Data entries:
□ □ □
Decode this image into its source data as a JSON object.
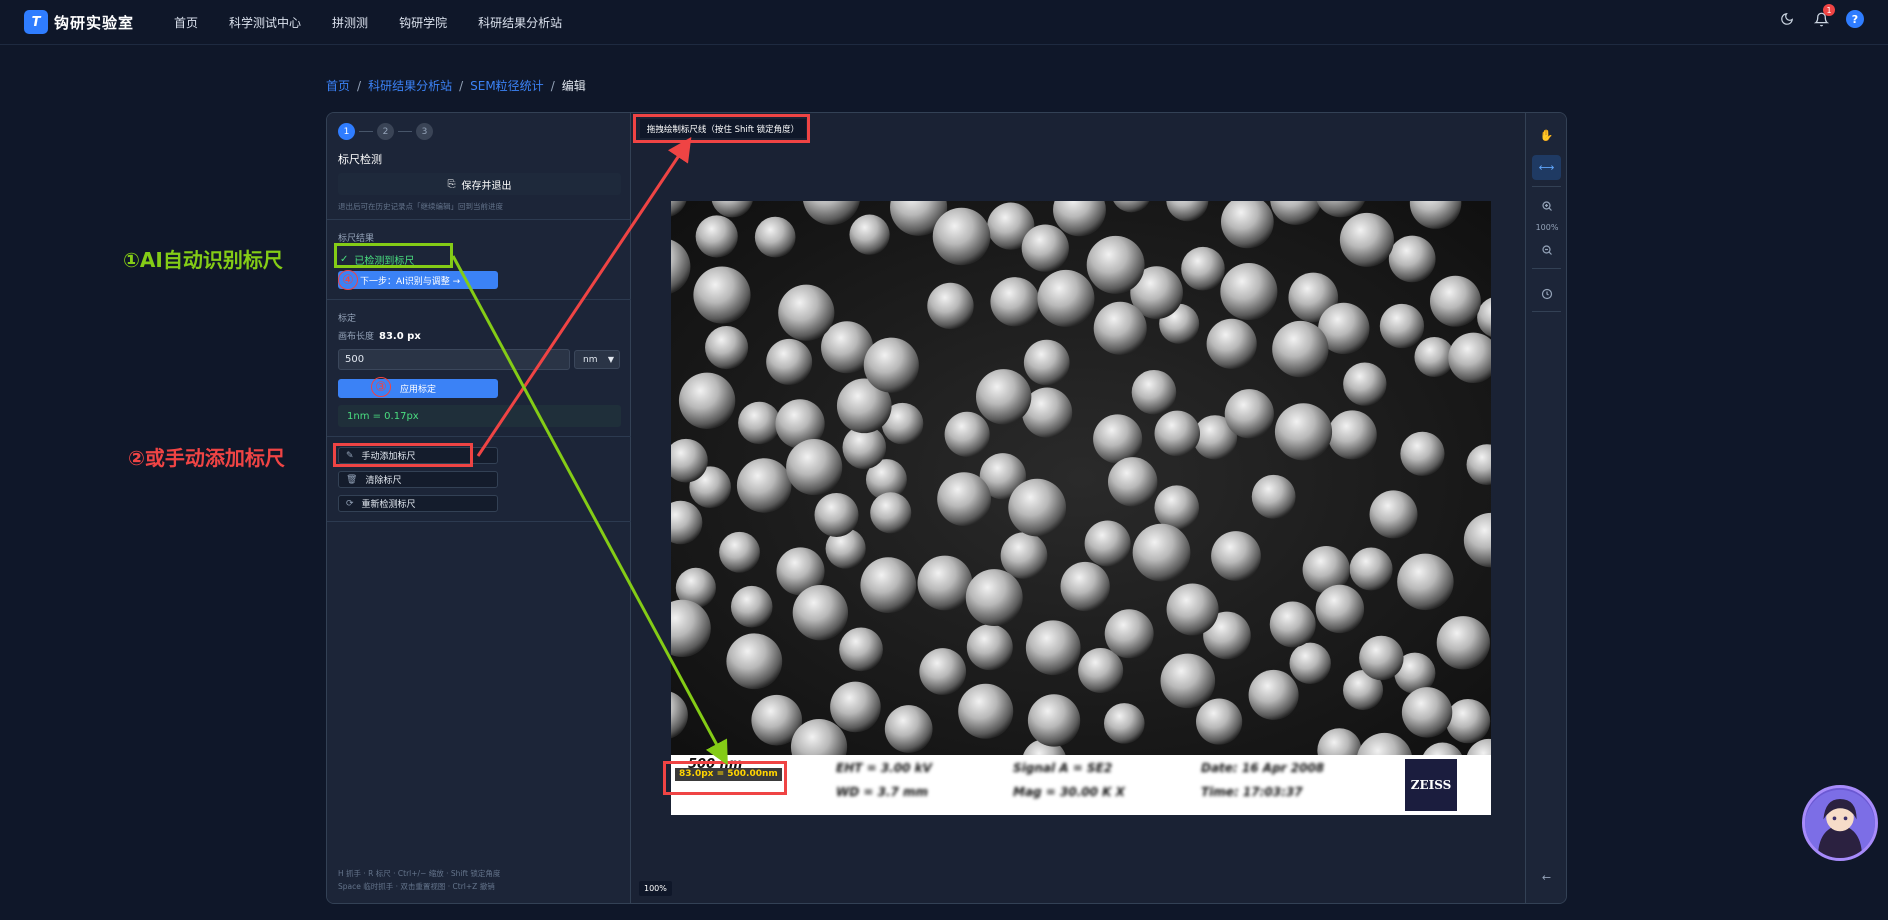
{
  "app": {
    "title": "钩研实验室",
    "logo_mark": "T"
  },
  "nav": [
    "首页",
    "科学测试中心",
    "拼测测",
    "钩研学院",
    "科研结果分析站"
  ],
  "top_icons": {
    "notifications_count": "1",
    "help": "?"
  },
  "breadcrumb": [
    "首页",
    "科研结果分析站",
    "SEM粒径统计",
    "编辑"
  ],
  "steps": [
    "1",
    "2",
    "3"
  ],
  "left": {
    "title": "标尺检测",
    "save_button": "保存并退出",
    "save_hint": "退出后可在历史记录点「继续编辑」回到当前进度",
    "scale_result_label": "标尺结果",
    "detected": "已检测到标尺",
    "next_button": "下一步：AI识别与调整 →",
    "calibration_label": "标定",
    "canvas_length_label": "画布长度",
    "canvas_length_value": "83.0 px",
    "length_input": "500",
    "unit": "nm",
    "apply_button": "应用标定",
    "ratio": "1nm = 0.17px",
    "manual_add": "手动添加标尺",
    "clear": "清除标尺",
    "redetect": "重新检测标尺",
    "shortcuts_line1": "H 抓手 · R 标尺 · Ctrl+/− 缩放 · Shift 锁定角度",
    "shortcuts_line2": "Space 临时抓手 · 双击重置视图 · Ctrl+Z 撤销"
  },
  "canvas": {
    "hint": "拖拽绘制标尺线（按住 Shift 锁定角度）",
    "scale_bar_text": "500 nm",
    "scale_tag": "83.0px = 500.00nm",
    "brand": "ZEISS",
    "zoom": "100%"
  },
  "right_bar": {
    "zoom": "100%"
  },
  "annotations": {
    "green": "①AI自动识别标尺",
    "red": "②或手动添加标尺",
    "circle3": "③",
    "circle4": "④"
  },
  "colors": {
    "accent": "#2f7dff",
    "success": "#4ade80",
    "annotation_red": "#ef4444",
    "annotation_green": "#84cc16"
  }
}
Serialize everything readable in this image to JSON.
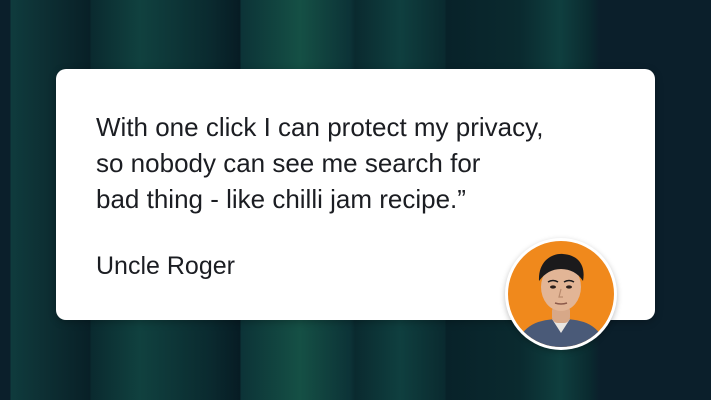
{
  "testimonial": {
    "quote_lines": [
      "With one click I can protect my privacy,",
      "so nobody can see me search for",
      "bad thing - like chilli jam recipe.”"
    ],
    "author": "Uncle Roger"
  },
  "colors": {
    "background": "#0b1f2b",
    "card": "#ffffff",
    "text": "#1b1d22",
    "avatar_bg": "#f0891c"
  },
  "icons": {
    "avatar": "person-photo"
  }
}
□ □ □
**Work to complete:**
For each line of the entries that includes "image", show that line.

**Output of the exercise:**
Decode this image into its source data as a JSON object.
Serialize everything readable in this image to JSON.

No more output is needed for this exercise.